> [What you should do] Copy out the listing that follows, exact in every word, and skip the images.

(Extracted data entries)

______________________________

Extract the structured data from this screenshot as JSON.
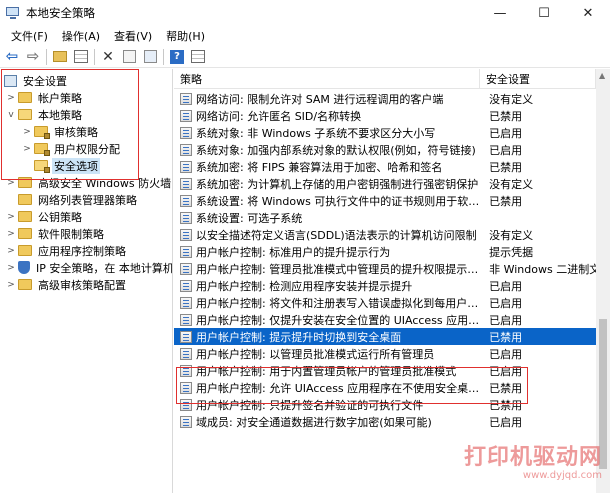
{
  "window": {
    "title": "本地安全策略",
    "minimize": "—",
    "maximize": "☐",
    "close": "✕"
  },
  "menu": [
    "文件(F)",
    "操作(A)",
    "查看(V)",
    "帮助(H)"
  ],
  "toolbar_icons": [
    "back-icon",
    "forward-icon",
    "folder-up-icon",
    "show-hide-tree-icon",
    "delete-icon",
    "properties-icon",
    "export-list-icon",
    "help-icon",
    "view-icon"
  ],
  "tree": {
    "root": "安全设置",
    "items": [
      {
        "label": "帐户策略",
        "chevron": ">"
      },
      {
        "label": "本地策略",
        "chevron": "v"
      },
      {
        "label": "审核策略",
        "chevron": ">"
      },
      {
        "label": "用户权限分配",
        "chevron": ">"
      },
      {
        "label": "安全选项",
        "chevron": ""
      },
      {
        "label": "高级安全 Windows 防火墙",
        "chevron": ">"
      },
      {
        "label": "网络列表管理器策略",
        "chevron": ""
      },
      {
        "label": "公钥策略",
        "chevron": ">"
      },
      {
        "label": "软件限制策略",
        "chevron": ">"
      },
      {
        "label": "应用程序控制策略",
        "chevron": ">"
      },
      {
        "label": "IP 安全策略，在 本地计算机",
        "chevron": ">"
      },
      {
        "label": "高级审核策略配置",
        "chevron": ">"
      }
    ]
  },
  "list": {
    "columns": [
      "策略",
      "安全设置"
    ],
    "rows": [
      {
        "policy": "网络访问: 限制允许对 SAM 进行远程调用的客户端",
        "setting": "没有定义"
      },
      {
        "policy": "网络访问: 允许匿名 SID/名称转换",
        "setting": "已禁用"
      },
      {
        "policy": "系统对象: 非 Windows 子系统不要求区分大小写",
        "setting": "已启用"
      },
      {
        "policy": "系统对象: 加强内部系统对象的默认权限(例如，符号链接)",
        "setting": "已启用"
      },
      {
        "policy": "系统加密: 将 FIPS 兼容算法用于加密、哈希和签名",
        "setting": "已禁用"
      },
      {
        "policy": "系统加密: 为计算机上存储的用户密钥强制进行强密钥保护",
        "setting": "没有定义"
      },
      {
        "policy": "系统设置: 将 Windows 可执行文件中的证书规则用于软件...",
        "setting": "已禁用"
      },
      {
        "policy": "系统设置: 可选子系统",
        "setting": ""
      },
      {
        "policy": "以安全描述符定义语言(SDDL)语法表示的计算机访问限制",
        "setting": "没有定义"
      },
      {
        "policy": "用户帐户控制: 标准用户的提升提示行为",
        "setting": "提示凭据"
      },
      {
        "policy": "用户帐户控制: 管理员批准模式中管理员的提升权限提示的...",
        "setting": "非 Windows 二进制文"
      },
      {
        "policy": "用户帐户控制: 检测应用程序安装并提示提升",
        "setting": "已启用"
      },
      {
        "policy": "用户帐户控制: 将文件和注册表写入错误虚拟化到每用户位置",
        "setting": "已启用"
      },
      {
        "policy": "用户帐户控制: 仅提升安装在安全位置的 UIAccess 应用程序",
        "setting": "已启用"
      },
      {
        "policy": "用户帐户控制: 提示提升时切换到安全桌面",
        "setting": "已禁用"
      },
      {
        "policy": "用户帐户控制: 以管理员批准模式运行所有管理员",
        "setting": "已启用"
      },
      {
        "policy": "用户帐户控制: 用于内置管理员帐户的管理员批准模式",
        "setting": "已启用"
      },
      {
        "policy": "用户帐户控制: 允许 UIAccess 应用程序在不使用安全桌面...",
        "setting": "已禁用"
      },
      {
        "policy": "用户帐户控制: 只提升签名并验证的可执行文件",
        "setting": "已禁用"
      },
      {
        "policy": "域成员: 对安全通道数据进行数字加密(如果可能)",
        "setting": "已启用"
      }
    ],
    "selected_row": 14
  },
  "watermark": {
    "main": "打印机驱动网",
    "sub": "www.dyjqd.com"
  }
}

______________________________

> [Full output]
Extract the structured data from this screenshot as JSON.
{
  "window": {
    "title": "本地安全策略",
    "minimize": "—",
    "maximize": "☐",
    "close": "✕"
  },
  "menu": [
    "文件(F)",
    "操作(A)",
    "查看(V)",
    "帮助(H)"
  ],
  "toolbar_icons": [
    "back-icon",
    "forward-icon",
    "folder-up-icon",
    "show-hide-tree-icon",
    "delete-icon",
    "properties-icon",
    "export-list-icon",
    "help-icon",
    "view-icon"
  ],
  "tree": {
    "root": "安全设置",
    "items": [
      {
        "label": "帐户策略",
        "chevron": ">"
      },
      {
        "label": "本地策略",
        "chevron": "v"
      },
      {
        "label": "审核策略",
        "chevron": ">"
      },
      {
        "label": "用户权限分配",
        "chevron": ">"
      },
      {
        "label": "安全选项",
        "chevron": ""
      },
      {
        "label": "高级安全 Windows 防火墙",
        "chevron": ">"
      },
      {
        "label": "网络列表管理器策略",
        "chevron": ""
      },
      {
        "label": "公钥策略",
        "chevron": ">"
      },
      {
        "label": "软件限制策略",
        "chevron": ">"
      },
      {
        "label": "应用程序控制策略",
        "chevron": ">"
      },
      {
        "label": "IP 安全策略，在 本地计算机",
        "chevron": ">"
      },
      {
        "label": "高级审核策略配置",
        "chevron": ">"
      }
    ]
  },
  "list": {
    "columns": [
      "策略",
      "安全设置"
    ],
    "rows": [
      {
        "policy": "网络访问: 限制允许对 SAM 进行远程调用的客户端",
        "setting": "没有定义"
      },
      {
        "policy": "网络访问: 允许匿名 SID/名称转换",
        "setting": "已禁用"
      },
      {
        "policy": "系统对象: 非 Windows 子系统不要求区分大小写",
        "setting": "已启用"
      },
      {
        "policy": "系统对象: 加强内部系统对象的默认权限(例如，符号链接)",
        "setting": "已启用"
      },
      {
        "policy": "系统加密: 将 FIPS 兼容算法用于加密、哈希和签名",
        "setting": "已禁用"
      },
      {
        "policy": "系统加密: 为计算机上存储的用户密钥强制进行强密钥保护",
        "setting": "没有定义"
      },
      {
        "policy": "系统设置: 将 Windows 可执行文件中的证书规则用于软件...",
        "setting": "已禁用"
      },
      {
        "policy": "系统设置: 可选子系统",
        "setting": ""
      },
      {
        "policy": "以安全描述符定义语言(SDDL)语法表示的计算机访问限制",
        "setting": "没有定义"
      },
      {
        "policy": "用户帐户控制: 标准用户的提升提示行为",
        "setting": "提示凭据"
      },
      {
        "policy": "用户帐户控制: 管理员批准模式中管理员的提升权限提示的...",
        "setting": "非 Windows 二进制文"
      },
      {
        "policy": "用户帐户控制: 检测应用程序安装并提示提升",
        "setting": "已启用"
      },
      {
        "policy": "用户帐户控制: 将文件和注册表写入错误虚拟化到每用户位置",
        "setting": "已启用"
      },
      {
        "policy": "用户帐户控制: 仅提升安装在安全位置的 UIAccess 应用程序",
        "setting": "已启用"
      },
      {
        "policy": "用户帐户控制: 提示提升时切换到安全桌面",
        "setting": "已禁用"
      },
      {
        "policy": "用户帐户控制: 以管理员批准模式运行所有管理员",
        "setting": "已启用"
      },
      {
        "policy": "用户帐户控制: 用于内置管理员帐户的管理员批准模式",
        "setting": "已启用"
      },
      {
        "policy": "用户帐户控制: 允许 UIAccess 应用程序在不使用安全桌面...",
        "setting": "已禁用"
      },
      {
        "policy": "用户帐户控制: 只提升签名并验证的可执行文件",
        "setting": "已禁用"
      },
      {
        "policy": "域成员: 对安全通道数据进行数字加密(如果可能)",
        "setting": "已启用"
      }
    ],
    "selected_row": 14
  },
  "watermark": {
    "main": "打印机驱动网",
    "sub": "www.dyjqd.com"
  }
}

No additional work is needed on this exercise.